[YOUR OBJECTIVE] From the listing below, pull out the lines that hold "School".

[Collected data entries]
^^^^

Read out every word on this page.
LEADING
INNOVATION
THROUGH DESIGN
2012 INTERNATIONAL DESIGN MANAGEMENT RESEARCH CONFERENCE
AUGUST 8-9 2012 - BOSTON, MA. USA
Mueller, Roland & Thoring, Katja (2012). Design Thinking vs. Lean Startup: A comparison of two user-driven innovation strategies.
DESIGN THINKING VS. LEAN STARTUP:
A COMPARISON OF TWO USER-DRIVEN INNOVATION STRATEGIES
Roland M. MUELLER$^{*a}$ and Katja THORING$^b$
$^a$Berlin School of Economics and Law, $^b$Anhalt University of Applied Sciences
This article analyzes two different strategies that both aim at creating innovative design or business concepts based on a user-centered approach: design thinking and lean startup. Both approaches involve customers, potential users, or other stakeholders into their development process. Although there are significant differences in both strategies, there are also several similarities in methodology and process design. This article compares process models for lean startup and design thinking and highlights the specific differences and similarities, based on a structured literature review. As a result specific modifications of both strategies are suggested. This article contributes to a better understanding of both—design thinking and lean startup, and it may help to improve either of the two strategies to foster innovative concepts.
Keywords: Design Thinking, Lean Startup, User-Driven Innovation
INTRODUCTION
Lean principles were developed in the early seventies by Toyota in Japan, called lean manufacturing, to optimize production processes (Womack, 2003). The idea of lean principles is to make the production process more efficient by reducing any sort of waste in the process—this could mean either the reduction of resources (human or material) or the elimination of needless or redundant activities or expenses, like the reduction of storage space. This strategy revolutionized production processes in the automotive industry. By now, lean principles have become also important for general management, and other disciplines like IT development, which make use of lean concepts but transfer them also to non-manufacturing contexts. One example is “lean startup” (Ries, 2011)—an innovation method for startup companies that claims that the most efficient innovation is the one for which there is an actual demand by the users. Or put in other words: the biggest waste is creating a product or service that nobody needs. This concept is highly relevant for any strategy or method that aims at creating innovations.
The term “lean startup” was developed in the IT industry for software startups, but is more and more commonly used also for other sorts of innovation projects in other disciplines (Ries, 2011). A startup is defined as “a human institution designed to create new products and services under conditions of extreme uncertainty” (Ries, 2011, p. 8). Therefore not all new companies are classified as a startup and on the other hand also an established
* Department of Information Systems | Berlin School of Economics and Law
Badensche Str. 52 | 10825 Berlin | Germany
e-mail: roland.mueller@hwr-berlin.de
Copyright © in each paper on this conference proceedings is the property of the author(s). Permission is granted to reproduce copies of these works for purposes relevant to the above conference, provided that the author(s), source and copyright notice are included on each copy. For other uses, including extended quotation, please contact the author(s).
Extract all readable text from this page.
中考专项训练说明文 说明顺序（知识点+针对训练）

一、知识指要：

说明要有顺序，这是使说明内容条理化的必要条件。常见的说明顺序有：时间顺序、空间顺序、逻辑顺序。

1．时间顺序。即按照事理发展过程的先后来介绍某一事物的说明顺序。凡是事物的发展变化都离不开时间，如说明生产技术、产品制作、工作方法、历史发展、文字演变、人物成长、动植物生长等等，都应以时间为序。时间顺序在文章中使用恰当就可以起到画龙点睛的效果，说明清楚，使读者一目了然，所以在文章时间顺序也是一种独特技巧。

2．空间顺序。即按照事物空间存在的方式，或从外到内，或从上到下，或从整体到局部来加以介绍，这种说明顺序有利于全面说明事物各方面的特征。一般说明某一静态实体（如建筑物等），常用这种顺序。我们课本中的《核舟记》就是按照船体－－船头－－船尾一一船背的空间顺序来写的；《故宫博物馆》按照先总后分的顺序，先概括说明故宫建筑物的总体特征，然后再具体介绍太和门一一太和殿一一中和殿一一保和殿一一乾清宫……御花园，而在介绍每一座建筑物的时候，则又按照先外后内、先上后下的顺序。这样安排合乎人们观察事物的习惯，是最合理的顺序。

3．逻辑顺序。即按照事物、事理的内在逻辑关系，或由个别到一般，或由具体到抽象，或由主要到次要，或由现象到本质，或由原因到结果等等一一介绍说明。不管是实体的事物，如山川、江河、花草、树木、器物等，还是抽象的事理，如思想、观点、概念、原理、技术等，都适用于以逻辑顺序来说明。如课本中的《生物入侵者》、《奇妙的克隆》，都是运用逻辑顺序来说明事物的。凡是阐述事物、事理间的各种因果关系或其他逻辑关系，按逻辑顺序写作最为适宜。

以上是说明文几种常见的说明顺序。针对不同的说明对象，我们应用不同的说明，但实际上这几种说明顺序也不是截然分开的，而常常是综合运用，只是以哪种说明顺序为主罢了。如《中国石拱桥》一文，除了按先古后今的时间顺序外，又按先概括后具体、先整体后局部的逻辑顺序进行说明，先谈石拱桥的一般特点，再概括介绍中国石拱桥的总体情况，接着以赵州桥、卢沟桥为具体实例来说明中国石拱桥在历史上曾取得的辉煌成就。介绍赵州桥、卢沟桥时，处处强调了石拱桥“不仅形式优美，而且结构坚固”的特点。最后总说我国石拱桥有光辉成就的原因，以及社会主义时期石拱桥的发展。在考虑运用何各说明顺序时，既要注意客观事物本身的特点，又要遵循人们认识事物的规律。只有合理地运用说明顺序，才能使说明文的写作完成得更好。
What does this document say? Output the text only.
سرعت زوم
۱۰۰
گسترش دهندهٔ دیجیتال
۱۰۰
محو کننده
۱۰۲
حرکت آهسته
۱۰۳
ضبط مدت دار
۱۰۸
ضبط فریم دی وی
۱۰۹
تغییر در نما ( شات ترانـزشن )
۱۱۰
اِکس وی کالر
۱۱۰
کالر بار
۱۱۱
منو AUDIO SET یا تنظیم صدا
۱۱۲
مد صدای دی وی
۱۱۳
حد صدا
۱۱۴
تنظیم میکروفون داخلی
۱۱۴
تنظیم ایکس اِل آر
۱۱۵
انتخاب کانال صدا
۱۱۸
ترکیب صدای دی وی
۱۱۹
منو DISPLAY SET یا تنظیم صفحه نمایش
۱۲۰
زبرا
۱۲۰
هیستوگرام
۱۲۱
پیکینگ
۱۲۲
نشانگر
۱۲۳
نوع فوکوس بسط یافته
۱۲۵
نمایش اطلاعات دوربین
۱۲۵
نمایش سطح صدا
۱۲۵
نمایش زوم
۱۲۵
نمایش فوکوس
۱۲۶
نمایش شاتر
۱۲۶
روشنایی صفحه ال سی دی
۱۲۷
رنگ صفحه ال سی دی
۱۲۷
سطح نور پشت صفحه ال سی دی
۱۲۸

^^^^

[COMPLETED TASK]
$^a$Berlin School of Economics and Law, $^b$Anhalt University of Applied Sciences
* Department of Information Systems | Berlin School of Economics and Law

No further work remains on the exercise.